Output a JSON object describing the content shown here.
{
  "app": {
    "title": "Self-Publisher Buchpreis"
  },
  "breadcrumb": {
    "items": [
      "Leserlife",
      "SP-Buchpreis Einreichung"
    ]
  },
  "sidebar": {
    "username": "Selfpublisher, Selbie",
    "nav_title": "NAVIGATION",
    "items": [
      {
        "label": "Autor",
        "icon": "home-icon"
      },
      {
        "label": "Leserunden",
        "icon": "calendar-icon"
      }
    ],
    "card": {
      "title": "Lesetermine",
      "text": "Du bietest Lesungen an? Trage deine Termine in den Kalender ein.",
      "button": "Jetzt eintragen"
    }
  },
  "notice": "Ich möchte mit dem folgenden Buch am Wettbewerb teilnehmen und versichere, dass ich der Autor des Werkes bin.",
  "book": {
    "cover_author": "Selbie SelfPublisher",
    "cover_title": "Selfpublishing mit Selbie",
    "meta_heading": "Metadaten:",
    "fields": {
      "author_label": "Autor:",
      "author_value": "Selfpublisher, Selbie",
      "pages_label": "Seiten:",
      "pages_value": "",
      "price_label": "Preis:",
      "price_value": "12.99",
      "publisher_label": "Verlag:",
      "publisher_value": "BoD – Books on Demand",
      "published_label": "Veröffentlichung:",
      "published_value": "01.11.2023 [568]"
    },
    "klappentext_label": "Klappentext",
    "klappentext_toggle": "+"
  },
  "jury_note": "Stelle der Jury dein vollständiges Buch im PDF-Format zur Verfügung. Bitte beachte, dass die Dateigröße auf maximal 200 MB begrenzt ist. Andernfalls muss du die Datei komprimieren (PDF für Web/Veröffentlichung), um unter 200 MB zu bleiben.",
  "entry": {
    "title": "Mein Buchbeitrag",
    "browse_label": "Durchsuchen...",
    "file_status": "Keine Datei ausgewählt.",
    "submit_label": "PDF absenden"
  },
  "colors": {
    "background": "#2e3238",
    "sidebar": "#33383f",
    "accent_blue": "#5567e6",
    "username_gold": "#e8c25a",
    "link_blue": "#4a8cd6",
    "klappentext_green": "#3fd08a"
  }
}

★ ★ ★

* WORK INSTRUCTIONS *
Identify all lines in the records above with the word "Datei".

* EXERCISE OUTPUT *
  "jury_note": "Stelle der Jury dein vollständiges Buch im PDF-Format zur Verfügung. Bitte beachte, dass die Dateigröße auf maximal 200 MB begrenzt ist. Andernfalls muss du die Datei komprimieren (PDF für Web/Veröffentlichung), um unter 200 MB zu bleiben.",
    "file_status": "Keine Datei ausgewählt.",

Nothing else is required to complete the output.